(What to work on): For every line in the records that has the word "Options", make a copy.

(Input rows):
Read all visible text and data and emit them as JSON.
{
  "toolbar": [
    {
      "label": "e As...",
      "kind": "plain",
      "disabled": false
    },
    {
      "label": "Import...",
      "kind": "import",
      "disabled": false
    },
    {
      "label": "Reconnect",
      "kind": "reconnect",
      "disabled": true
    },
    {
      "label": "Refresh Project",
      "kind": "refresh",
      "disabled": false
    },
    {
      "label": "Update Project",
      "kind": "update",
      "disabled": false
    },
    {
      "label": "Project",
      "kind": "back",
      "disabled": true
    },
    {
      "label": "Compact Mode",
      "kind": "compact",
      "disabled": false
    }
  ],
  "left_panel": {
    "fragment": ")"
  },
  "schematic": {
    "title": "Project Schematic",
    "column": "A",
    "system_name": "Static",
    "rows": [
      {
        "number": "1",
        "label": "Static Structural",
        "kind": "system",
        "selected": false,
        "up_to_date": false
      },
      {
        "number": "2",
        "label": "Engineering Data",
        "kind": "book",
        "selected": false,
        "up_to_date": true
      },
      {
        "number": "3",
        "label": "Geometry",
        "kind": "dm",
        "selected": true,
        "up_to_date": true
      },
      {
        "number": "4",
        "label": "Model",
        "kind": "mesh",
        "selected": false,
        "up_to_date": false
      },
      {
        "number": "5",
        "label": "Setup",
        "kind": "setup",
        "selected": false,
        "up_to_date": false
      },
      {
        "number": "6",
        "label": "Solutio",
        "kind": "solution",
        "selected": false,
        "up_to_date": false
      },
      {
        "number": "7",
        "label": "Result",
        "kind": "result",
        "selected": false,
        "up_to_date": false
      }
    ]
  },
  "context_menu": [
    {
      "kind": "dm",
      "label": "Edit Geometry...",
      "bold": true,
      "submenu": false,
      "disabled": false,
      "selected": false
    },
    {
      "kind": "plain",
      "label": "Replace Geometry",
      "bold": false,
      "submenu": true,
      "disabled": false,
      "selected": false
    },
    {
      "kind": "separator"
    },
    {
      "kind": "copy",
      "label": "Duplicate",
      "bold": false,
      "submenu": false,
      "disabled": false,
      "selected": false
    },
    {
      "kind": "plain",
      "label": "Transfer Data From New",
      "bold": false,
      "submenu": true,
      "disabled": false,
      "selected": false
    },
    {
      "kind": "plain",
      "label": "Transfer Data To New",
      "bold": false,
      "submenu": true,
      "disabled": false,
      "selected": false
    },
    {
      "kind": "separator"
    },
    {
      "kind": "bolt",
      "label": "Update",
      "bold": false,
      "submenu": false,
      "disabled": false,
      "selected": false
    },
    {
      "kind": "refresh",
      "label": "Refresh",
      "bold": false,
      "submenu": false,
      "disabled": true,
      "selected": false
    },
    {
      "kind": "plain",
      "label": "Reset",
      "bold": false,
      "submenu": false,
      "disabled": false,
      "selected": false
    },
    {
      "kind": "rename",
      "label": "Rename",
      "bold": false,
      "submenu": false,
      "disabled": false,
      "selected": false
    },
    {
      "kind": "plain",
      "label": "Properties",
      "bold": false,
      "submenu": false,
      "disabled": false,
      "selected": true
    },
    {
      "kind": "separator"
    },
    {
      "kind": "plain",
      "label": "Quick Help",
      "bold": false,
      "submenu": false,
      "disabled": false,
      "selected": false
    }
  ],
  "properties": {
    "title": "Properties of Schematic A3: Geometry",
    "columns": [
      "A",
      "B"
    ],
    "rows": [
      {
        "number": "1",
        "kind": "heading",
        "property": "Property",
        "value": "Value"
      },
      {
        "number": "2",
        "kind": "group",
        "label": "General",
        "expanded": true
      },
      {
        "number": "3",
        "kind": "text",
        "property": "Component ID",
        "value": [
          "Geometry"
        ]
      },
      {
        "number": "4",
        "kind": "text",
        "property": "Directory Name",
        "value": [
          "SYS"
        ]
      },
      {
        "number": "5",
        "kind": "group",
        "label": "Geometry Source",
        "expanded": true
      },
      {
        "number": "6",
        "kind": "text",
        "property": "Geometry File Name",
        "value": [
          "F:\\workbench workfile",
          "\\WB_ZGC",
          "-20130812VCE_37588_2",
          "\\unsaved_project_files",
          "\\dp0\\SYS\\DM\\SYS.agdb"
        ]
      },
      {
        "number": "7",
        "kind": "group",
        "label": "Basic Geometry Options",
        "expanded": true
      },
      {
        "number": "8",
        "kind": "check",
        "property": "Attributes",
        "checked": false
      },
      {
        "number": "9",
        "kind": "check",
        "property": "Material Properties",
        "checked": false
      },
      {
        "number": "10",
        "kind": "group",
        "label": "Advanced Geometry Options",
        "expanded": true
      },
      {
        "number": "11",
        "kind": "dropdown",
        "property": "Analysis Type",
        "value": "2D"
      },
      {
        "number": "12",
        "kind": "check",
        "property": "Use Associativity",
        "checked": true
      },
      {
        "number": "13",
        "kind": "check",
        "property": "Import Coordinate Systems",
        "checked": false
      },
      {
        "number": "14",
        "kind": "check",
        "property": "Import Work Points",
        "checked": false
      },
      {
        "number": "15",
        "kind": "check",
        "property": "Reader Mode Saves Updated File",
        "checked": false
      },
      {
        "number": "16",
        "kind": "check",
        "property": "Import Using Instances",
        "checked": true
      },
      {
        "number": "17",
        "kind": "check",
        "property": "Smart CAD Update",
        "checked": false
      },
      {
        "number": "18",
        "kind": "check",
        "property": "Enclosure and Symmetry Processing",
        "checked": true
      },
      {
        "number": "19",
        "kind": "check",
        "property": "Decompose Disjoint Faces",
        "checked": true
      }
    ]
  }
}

(Solution for this task):
        "label": "Basic Geometry Options",
        "label": "Advanced Geometry Options",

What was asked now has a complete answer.